### Short problem
Repeat all the material exactly; pictures stay out of your copy.

### Records for this exercise
------------------------------

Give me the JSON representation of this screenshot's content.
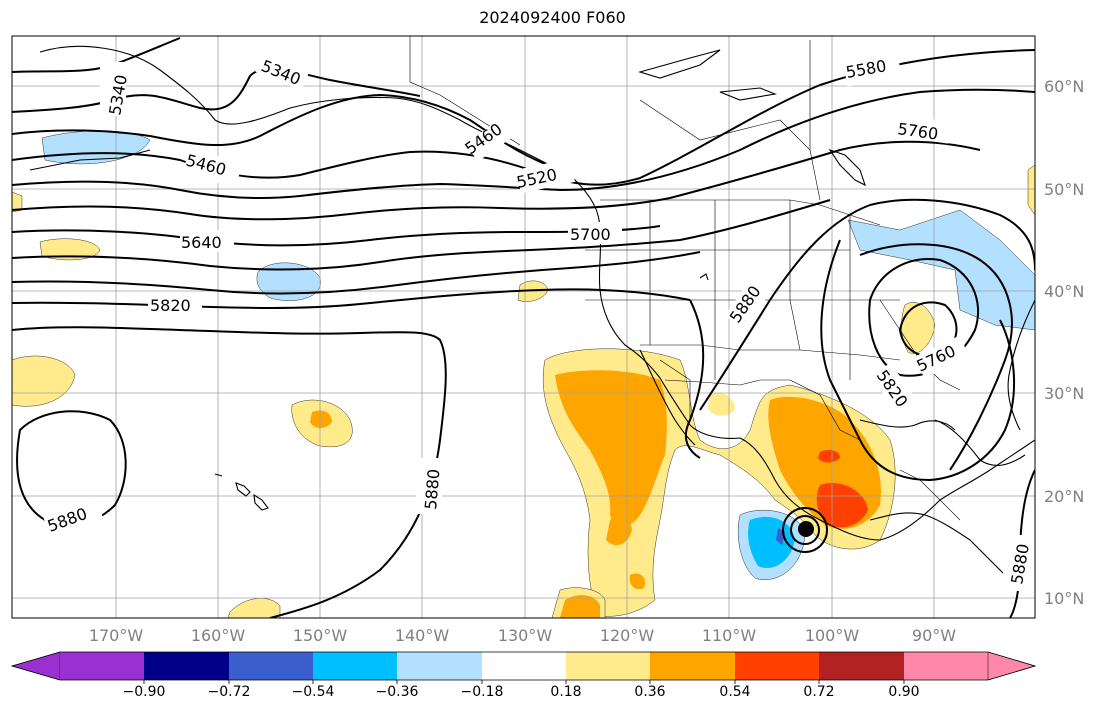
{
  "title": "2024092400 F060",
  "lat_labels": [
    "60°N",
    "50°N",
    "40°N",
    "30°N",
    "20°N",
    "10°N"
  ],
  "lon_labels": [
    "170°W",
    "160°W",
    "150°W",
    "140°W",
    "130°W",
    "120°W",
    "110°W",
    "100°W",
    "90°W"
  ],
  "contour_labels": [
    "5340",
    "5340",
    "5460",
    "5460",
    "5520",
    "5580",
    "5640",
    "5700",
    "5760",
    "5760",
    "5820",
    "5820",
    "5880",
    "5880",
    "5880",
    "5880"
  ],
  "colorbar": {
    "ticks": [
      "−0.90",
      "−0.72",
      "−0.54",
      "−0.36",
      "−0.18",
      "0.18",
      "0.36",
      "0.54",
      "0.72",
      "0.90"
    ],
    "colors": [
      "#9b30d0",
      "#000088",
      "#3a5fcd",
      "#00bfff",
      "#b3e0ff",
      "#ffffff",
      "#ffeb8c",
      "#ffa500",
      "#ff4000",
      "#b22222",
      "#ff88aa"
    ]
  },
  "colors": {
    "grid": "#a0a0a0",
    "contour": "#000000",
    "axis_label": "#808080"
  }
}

------------------------------

### Reply to the task
Give me the JSON representation of this screenshot's content.
{
  "title": "2024092400 F060",
  "lat_labels": [
    "60°N",
    "50°N",
    "40°N",
    "30°N",
    "20°N",
    "10°N"
  ],
  "lon_labels": [
    "170°W",
    "160°W",
    "150°W",
    "140°W",
    "130°W",
    "120°W",
    "110°W",
    "100°W",
    "90°W"
  ],
  "contour_labels": [
    "5340",
    "5340",
    "5460",
    "5460",
    "5520",
    "5580",
    "5640",
    "5700",
    "5760",
    "5760",
    "5820",
    "5820",
    "5880",
    "5880",
    "5880",
    "5880"
  ],
  "colorbar": {
    "ticks": [
      "−0.90",
      "−0.72",
      "−0.54",
      "−0.36",
      "−0.18",
      "0.18",
      "0.36",
      "0.54",
      "0.72",
      "0.90"
    ],
    "colors": [
      "#9b30d0",
      "#000088",
      "#3a5fcd",
      "#00bfff",
      "#b3e0ff",
      "#ffffff",
      "#ffeb8c",
      "#ffa500",
      "#ff4000",
      "#b22222",
      "#ff88aa"
    ]
  },
  "colors": {
    "grid": "#a0a0a0",
    "contour": "#000000",
    "axis_label": "#808080"
  }
}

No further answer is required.